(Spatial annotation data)
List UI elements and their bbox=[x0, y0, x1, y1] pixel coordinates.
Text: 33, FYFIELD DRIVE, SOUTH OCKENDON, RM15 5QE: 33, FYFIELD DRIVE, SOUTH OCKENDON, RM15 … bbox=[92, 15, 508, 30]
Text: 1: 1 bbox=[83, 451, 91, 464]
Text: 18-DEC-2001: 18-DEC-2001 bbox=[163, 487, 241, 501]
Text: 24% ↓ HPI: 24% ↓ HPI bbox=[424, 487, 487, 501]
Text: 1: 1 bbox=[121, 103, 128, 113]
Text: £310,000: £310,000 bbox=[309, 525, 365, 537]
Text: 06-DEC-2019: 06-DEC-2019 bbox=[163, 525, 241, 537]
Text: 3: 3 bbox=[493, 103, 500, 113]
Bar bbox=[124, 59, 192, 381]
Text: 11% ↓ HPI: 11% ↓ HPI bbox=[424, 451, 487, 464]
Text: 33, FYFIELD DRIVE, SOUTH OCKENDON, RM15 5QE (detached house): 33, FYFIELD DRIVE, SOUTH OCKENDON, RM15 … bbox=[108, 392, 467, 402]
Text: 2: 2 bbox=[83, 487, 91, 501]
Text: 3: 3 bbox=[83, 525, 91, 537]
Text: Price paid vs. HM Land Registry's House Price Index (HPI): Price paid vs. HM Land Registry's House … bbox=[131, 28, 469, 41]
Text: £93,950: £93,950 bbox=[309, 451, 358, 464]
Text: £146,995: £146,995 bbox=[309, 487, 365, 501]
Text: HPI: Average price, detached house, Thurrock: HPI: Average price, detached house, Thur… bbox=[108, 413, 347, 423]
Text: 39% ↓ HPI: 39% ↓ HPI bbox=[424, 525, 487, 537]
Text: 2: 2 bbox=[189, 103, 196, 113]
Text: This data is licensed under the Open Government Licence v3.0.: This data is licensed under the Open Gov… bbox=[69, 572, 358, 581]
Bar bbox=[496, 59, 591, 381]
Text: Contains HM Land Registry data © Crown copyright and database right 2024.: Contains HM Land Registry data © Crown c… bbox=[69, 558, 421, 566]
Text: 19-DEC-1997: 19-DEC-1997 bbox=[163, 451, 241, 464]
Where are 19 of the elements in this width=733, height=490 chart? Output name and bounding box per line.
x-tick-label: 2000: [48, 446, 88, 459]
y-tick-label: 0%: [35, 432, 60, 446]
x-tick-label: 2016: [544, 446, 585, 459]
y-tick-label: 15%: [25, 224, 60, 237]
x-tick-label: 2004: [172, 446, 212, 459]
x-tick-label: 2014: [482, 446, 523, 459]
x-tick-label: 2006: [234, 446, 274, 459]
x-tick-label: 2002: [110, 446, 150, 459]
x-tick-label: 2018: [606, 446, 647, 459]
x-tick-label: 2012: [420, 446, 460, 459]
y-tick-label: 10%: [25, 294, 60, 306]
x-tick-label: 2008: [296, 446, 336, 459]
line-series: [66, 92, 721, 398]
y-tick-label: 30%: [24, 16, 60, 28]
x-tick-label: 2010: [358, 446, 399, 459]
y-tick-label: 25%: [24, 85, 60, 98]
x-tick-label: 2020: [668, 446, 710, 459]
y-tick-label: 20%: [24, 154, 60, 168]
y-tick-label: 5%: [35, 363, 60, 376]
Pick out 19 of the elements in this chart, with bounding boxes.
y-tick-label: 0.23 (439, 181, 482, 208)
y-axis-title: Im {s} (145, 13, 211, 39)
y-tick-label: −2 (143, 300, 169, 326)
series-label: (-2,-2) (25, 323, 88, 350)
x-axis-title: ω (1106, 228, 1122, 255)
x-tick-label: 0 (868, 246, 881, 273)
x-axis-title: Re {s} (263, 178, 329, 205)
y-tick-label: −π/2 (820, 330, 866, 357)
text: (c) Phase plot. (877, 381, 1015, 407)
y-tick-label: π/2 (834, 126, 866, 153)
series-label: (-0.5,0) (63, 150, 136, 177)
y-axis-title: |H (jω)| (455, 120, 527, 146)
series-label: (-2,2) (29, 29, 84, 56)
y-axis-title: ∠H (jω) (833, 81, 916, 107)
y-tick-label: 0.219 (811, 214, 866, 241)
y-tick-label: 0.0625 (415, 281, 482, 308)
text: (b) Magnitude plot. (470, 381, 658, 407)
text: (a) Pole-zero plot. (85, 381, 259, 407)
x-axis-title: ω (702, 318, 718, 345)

▶ What is being asked: Copy out every line of the data above with no changes at all.

▶ Result for this task:
List UI elements and their bbox=[x0, y0, x1, y1] pixel coordinates.
Text: 33, FYFIELD DRIVE, SOUTH OCKENDON, RM15 5QE: 33, FYFIELD DRIVE, SOUTH OCKENDON, RM15 … bbox=[92, 15, 508, 30]
Text: 1: 1 bbox=[83, 451, 91, 464]
Text: 18-DEC-2001: 18-DEC-2001 bbox=[163, 487, 241, 501]
Text: 24% ↓ HPI: 24% ↓ HPI bbox=[424, 487, 487, 501]
Text: 1: 1 bbox=[121, 103, 128, 113]
Text: £310,000: £310,000 bbox=[309, 525, 365, 537]
Text: 06-DEC-2019: 06-DEC-2019 bbox=[163, 525, 241, 537]
Text: 3: 3 bbox=[493, 103, 500, 113]
Bar bbox=[124, 59, 192, 381]
Text: 11% ↓ HPI: 11% ↓ HPI bbox=[424, 451, 487, 464]
Text: 33, FYFIELD DRIVE, SOUTH OCKENDON, RM15 5QE (detached house): 33, FYFIELD DRIVE, SOUTH OCKENDON, RM15 … bbox=[108, 392, 467, 402]
Text: 2: 2 bbox=[83, 487, 91, 501]
Text: 3: 3 bbox=[83, 525, 91, 537]
Text: Price paid vs. HM Land Registry's House Price Index (HPI): Price paid vs. HM Land Registry's House … bbox=[131, 28, 469, 41]
Text: £93,950: £93,950 bbox=[309, 451, 358, 464]
Text: £146,995: £146,995 bbox=[309, 487, 365, 501]
Text: HPI: Average price, detached house, Thurrock: HPI: Average price, detached house, Thur… bbox=[108, 413, 347, 423]
Text: 39% ↓ HPI: 39% ↓ HPI bbox=[424, 525, 487, 537]
Text: 2: 2 bbox=[189, 103, 196, 113]
Text: This data is licensed under the Open Government Licence v3.0.: This data is licensed under the Open Gov… bbox=[69, 572, 358, 581]
Bar bbox=[496, 59, 591, 381]
Text: Contains HM Land Registry data © Crown copyright and database right 2024.: Contains HM Land Registry data © Crown c… bbox=[69, 558, 421, 566]
Text: 19-DEC-1997: 19-DEC-1997 bbox=[163, 451, 241, 464]
Where are 19 of the elements in this width=733, height=490 chart? Output name and bounding box per line.
x-tick-label: 2000: [48, 446, 88, 459]
y-tick-label: 0%: [35, 432, 60, 446]
x-tick-label: 2016: [544, 446, 585, 459]
y-tick-label: 15%: [25, 224, 60, 237]
x-tick-label: 2004: [172, 446, 212, 459]
x-tick-label: 2014: [482, 446, 523, 459]
x-tick-label: 2006: [234, 446, 274, 459]
x-tick-label: 2002: [110, 446, 150, 459]
x-tick-label: 2018: [606, 446, 647, 459]
x-tick-label: 2012: [420, 446, 460, 459]
y-tick-label: 10%: [25, 294, 60, 306]
x-tick-label: 2008: [296, 446, 336, 459]
line-series: [66, 92, 721, 398]
y-tick-label: 30%: [24, 16, 60, 28]
x-tick-label: 2010: [358, 446, 399, 459]
y-tick-label: 25%: [24, 85, 60, 98]
x-tick-label: 2020: [668, 446, 710, 459]
y-tick-label: 20%: [24, 154, 60, 168]
y-tick-label: 5%: [35, 363, 60, 376]
Pick out 19 of the elements in this chart, with bounding boxes.
y-tick-label: 0.23 (439, 181, 482, 208)
y-axis-title: Im {s} (145, 13, 211, 39)
y-tick-label: −2 (143, 300, 169, 326)
series-label: (-2,-2) (25, 323, 88, 350)
x-axis-title: ω (1106, 228, 1122, 255)
x-tick-label: 0 (868, 246, 881, 273)
x-axis-title: Re {s} (263, 178, 329, 205)
y-tick-label: −π/2 (820, 330, 866, 357)
text: (c) Phase plot. (877, 381, 1015, 407)
y-tick-label: π/2 (834, 126, 866, 153)
series-label: (-0.5,0) (63, 150, 136, 177)
y-axis-title: |H (jω)| (455, 120, 527, 146)
series-label: (-2,2) (29, 29, 84, 56)
y-axis-title: ∠H (jω) (833, 81, 916, 107)
y-tick-label: 0.219 (811, 214, 866, 241)
y-tick-label: 0.0625 (415, 281, 482, 308)
text: (b) Magnitude plot. (470, 381, 658, 407)
text: (a) Pole-zero plot. (85, 381, 259, 407)
x-axis-title: ω (702, 318, 718, 345)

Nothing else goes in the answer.